MATERIAL PROVIDED:
====================

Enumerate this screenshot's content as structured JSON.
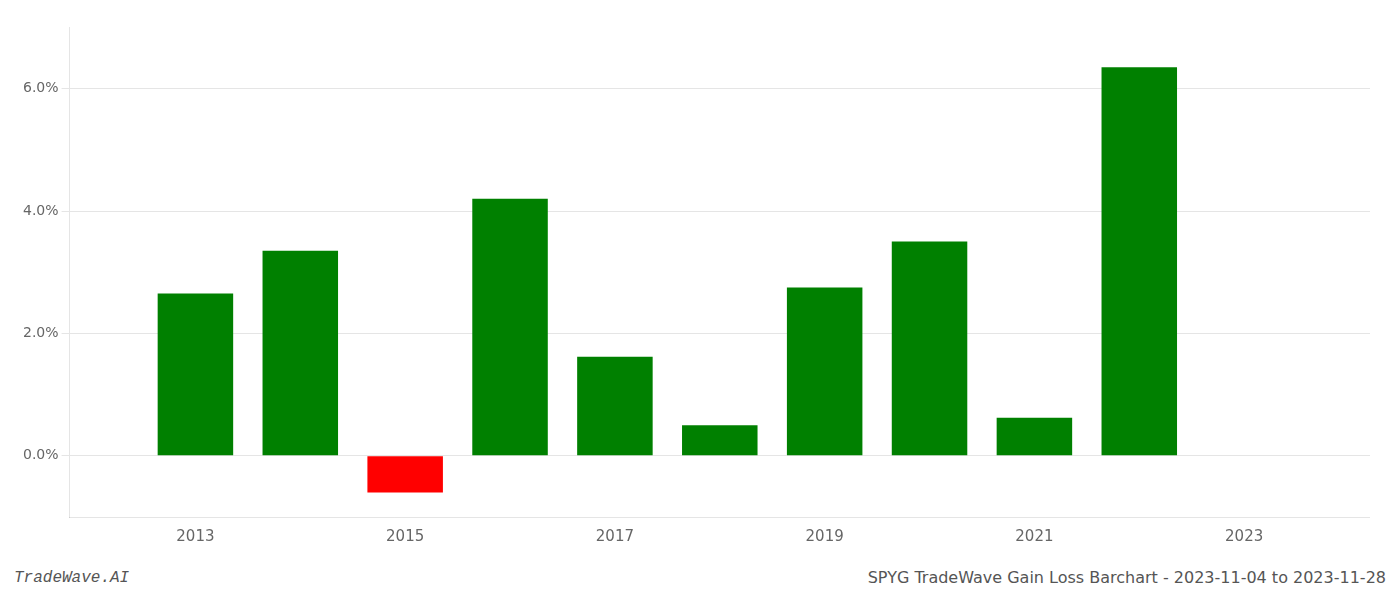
{
  "chart_data": {
    "type": "bar",
    "x": [
      2013,
      2014,
      2015,
      2016,
      2017,
      2018,
      2019,
      2020,
      2021,
      2022
    ],
    "values": [
      2.65,
      3.35,
      -0.6,
      4.2,
      1.62,
      0.5,
      2.75,
      3.5,
      0.62,
      6.35
    ],
    "colors": [
      "#008000",
      "#008000",
      "#ff0000",
      "#008000",
      "#008000",
      "#008000",
      "#008000",
      "#008000",
      "#008000",
      "#008000"
    ],
    "xlim": [
      2011.8,
      2024.2
    ],
    "xticks": [
      2013,
      2015,
      2017,
      2019,
      2021,
      2023
    ],
    "ylim": [
      -1.0,
      7.0
    ],
    "yticks": [
      {
        "value": 0.0,
        "label": "0.0%"
      },
      {
        "value": 2.0,
        "label": "2.0%"
      },
      {
        "value": 4.0,
        "label": "4.0%"
      },
      {
        "value": 6.0,
        "label": "6.0%"
      }
    ],
    "grid": true,
    "annotations": [
      "TradeWave.AI",
      "SPYG TradeWave Gain Loss Barchart - 2023-11-04 to 2023-11-28"
    ]
  }
}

====================

BRIEF: From the material above, count the lines that include "TradeWave" and give only the total.

EXERCISE OUTPUT: 2